● Excerpt to read
==============================

The above exception was the direct cause of the following exception:
S3UnknownError Traceback (most recent call last)
/home/ubuntu/dev/data-processings/ingested_gdl_twitter_processings.ipynb Cell 18 line 6
3 s3_directory = 's3://dataset-ingested/user-preference/'
5 # Walking through the directory
----> 6 for root, dirs, files in smart_walk(s3_directory):
7 print(f"Current directory: {root}")
8 print(f"Subdirectories: {dirs}")
File ~/miniconda3/lib/python3.10/site-packages/megfile/s3_path.py:2040, in S3Path.walk(self, followlinks)
2037 if not bucket:
2038 raise UnsupportedError('Walk whole s3', self.path_with_protocol)
-> 2040 if not self.is_dir():
2041 return
2043 stack = [key]
File ~/miniconda3/lib/python3.10/site-packages/megfile/s3_path.py:1540, in S3Path.is_dir(self, followlinks)
1537 error = translate_s3_error(error, self.path_with_protocol)
1538 if isinstance(error,
1539 (S3UnknownError, S3ConfigError, S3PermissionError)):
-> 1540 raise error
1541 return False
1543 if not key: # bucket is accessible
S3UnknownError: Unknown error encountered: 's3://dataset-ingested/user-preference/', error: botocore.exceptions.ClientError('An error occurred (PermanentRedirect) when calling the ListObjectsV2 operation: The bucket you are attempting to access must be addressed using the specified endpoint. Please send all future requests to this endpoint.'), endpoint: 'https://s3.amazonaws.com'
the bucket I'm trying to get is in the same region as my configuration (from aws configure
). any clue on what happened? thanks.

==============================

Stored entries
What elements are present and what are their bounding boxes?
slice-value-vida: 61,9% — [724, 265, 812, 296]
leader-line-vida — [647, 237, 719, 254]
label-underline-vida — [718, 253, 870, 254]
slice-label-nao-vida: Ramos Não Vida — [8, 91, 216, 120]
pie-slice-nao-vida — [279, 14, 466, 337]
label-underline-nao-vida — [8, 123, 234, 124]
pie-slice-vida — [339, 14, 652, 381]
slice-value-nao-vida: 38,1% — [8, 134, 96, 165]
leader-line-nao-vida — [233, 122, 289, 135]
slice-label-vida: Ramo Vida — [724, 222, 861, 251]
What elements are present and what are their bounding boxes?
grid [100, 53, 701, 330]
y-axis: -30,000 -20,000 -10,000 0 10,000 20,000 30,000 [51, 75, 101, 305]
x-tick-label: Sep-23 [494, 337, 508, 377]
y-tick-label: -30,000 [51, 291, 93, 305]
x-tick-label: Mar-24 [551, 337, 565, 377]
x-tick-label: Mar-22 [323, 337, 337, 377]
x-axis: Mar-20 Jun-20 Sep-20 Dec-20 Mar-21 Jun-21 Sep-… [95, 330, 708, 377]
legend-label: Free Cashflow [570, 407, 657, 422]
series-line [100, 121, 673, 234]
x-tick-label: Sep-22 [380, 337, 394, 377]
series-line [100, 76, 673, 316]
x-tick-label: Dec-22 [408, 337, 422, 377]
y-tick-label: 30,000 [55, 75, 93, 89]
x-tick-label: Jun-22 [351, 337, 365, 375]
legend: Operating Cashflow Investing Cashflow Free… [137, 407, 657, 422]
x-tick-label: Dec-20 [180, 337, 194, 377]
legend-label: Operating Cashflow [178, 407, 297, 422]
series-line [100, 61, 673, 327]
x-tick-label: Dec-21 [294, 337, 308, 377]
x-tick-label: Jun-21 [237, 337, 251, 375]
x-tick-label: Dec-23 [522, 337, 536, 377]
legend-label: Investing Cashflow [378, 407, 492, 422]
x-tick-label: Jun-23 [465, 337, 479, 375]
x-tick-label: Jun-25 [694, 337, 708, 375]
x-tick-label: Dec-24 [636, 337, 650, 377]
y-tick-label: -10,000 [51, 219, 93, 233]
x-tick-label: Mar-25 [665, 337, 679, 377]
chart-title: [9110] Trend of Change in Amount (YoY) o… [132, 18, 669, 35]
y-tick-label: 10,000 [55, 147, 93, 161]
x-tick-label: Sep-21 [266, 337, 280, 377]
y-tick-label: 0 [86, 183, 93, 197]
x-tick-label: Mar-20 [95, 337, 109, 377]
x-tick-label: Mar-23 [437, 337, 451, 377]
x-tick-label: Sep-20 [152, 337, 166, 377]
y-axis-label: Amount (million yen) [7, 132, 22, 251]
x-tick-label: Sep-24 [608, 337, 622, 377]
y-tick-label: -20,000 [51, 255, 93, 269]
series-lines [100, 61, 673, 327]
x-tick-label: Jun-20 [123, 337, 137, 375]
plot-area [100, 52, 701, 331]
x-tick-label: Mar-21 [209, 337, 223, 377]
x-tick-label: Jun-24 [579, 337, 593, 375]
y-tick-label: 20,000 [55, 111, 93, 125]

==============================

● Brief
Extend the forum post about the S3 PermanentRedirect error past its final line. These records were taken from a separate source.

● Result
LoveEatCandy commented
I guess it's a bug. megfile not get all configurations from file. Are you setup region_name
by aws configure
?
LoveEatCandy commented
I test the region
configuration in file is working.
This error message means the region
you using is different from the bucket's region. You may check the region
configuration.
If region is right, please show debug logs to me, like this:
import logging
logging.basicConfig(level=logging.DEBUG)
Thanks.
LoveEatCandy commented
Reopen if the question is still existing.